-- START OF MATERIAL SUPPLIED --

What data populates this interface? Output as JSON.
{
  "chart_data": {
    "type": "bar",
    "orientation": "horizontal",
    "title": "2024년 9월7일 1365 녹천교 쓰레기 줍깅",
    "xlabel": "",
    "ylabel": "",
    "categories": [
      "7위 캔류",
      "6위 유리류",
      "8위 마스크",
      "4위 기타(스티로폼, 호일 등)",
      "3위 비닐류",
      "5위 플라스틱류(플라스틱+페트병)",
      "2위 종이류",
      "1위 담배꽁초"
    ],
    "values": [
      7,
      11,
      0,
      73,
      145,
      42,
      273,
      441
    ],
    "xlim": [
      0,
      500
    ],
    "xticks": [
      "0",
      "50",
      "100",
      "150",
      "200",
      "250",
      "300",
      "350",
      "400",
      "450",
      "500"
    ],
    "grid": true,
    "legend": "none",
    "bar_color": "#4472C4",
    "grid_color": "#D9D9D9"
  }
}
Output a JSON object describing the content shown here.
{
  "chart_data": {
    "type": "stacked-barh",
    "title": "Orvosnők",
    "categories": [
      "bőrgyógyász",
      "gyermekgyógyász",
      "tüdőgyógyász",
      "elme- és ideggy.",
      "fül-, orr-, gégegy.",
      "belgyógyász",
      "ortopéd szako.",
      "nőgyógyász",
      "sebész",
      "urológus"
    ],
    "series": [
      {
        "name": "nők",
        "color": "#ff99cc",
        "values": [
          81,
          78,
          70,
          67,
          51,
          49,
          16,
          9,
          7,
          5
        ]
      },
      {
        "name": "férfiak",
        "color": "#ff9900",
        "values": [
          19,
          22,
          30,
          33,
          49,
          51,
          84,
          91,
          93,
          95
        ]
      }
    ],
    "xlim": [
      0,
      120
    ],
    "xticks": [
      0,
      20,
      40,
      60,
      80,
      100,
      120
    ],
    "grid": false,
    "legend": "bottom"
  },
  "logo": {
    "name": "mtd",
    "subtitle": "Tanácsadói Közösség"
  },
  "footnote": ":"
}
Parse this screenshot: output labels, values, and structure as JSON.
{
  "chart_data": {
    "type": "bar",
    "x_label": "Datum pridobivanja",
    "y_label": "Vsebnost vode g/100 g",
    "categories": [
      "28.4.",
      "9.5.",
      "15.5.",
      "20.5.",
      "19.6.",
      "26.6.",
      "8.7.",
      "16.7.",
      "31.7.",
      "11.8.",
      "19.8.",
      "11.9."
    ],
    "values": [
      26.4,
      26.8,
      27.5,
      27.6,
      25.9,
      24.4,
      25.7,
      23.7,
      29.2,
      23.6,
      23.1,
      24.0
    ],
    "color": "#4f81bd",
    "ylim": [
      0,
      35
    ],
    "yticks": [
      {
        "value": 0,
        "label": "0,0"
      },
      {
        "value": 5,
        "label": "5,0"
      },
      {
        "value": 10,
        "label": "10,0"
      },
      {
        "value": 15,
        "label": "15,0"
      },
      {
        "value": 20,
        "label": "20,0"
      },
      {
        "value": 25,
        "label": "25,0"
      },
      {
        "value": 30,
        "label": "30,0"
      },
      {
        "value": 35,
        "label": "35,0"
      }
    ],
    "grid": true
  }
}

-- END OF MATERIAL SUPPLIED --

INSTRUCTIONS TO FOLLOW: Quote all the records exactly, please, leaving none out.

RESPONSE TO THE EXERCISE:
What data populates this interface? Output as JSON.
{
  "chart_data": {
    "type": "bar",
    "orientation": "horizontal",
    "title": "2024년 9월7일 1365 녹천교 쓰레기 줍깅",
    "xlabel": "",
    "ylabel": "",
    "categories": [
      "7위 캔류",
      "6위 유리류",
      "8위 마스크",
      "4위 기타(스티로폼, 호일 등)",
      "3위 비닐류",
      "5위 플라스틱류(플라스틱+페트병)",
      "2위 종이류",
      "1위 담배꽁초"
    ],
    "values": [
      7,
      11,
      0,
      73,
      145,
      42,
      273,
      441
    ],
    "xlim": [
      0,
      500
    ],
    "xticks": [
      "0",
      "50",
      "100",
      "150",
      "200",
      "250",
      "300",
      "350",
      "400",
      "450",
      "500"
    ],
    "grid": true,
    "legend": "none",
    "bar_color": "#4472C4",
    "grid_color": "#D9D9D9"
  }
}
Output a JSON object describing the content shown here.
{
  "chart_data": {
    "type": "stacked-barh",
    "title": "Orvosnők",
    "categories": [
      "bőrgyógyász",
      "gyermekgyógyász",
      "tüdőgyógyász",
      "elme- és ideggy.",
      "fül-, orr-, gégegy.",
      "belgyógyász",
      "ortopéd szako.",
      "nőgyógyász",
      "sebész",
      "urológus"
    ],
    "series": [
      {
        "name": "nők",
        "color": "#ff99cc",
        "values": [
          81,
          78,
          70,
          67,
          51,
          49,
          16,
          9,
          7,
          5
        ]
      },
      {
        "name": "férfiak",
        "color": "#ff9900",
        "values": [
          19,
          22,
          30,
          33,
          49,
          51,
          84,
          91,
          93,
          95
        ]
      }
    ],
    "xlim": [
      0,
      120
    ],
    "xticks": [
      0,
      20,
      40,
      60,
      80,
      100,
      120
    ],
    "grid": false,
    "legend": "bottom"
  },
  "logo": {
    "name": "mtd",
    "subtitle": "Tanácsadói Közösség"
  },
  "footnote": ":"
}
Parse this screenshot: output labels, values, and structure as JSON.
{
  "chart_data": {
    "type": "bar",
    "x_label": "Datum pridobivanja",
    "y_label": "Vsebnost vode g/100 g",
    "categories": [
      "28.4.",
      "9.5.",
      "15.5.",
      "20.5.",
      "19.6.",
      "26.6.",
      "8.7.",
      "16.7.",
      "31.7.",
      "11.8.",
      "19.8.",
      "11.9."
    ],
    "values": [
      26.4,
      26.8,
      27.5,
      27.6,
      25.9,
      24.4,
      25.7,
      23.7,
      29.2,
      23.6,
      23.1,
      24.0
    ],
    "color": "#4f81bd",
    "ylim": [
      0,
      35
    ],
    "yticks": [
      {
        "value": 0,
        "label": "0,0"
      },
      {
        "value": 5,
        "label": "5,0"
      },
      {
        "value": 10,
        "label": "10,0"
      },
      {
        "value": 15,
        "label": "15,0"
      },
      {
        "value": 20,
        "label": "20,0"
      },
      {
        "value": 25,
        "label": "25,0"
      },
      {
        "value": 30,
        "label": "30,0"
      },
      {
        "value": 35,
        "label": "35,0"
      }
    ],
    "grid": true
  }
}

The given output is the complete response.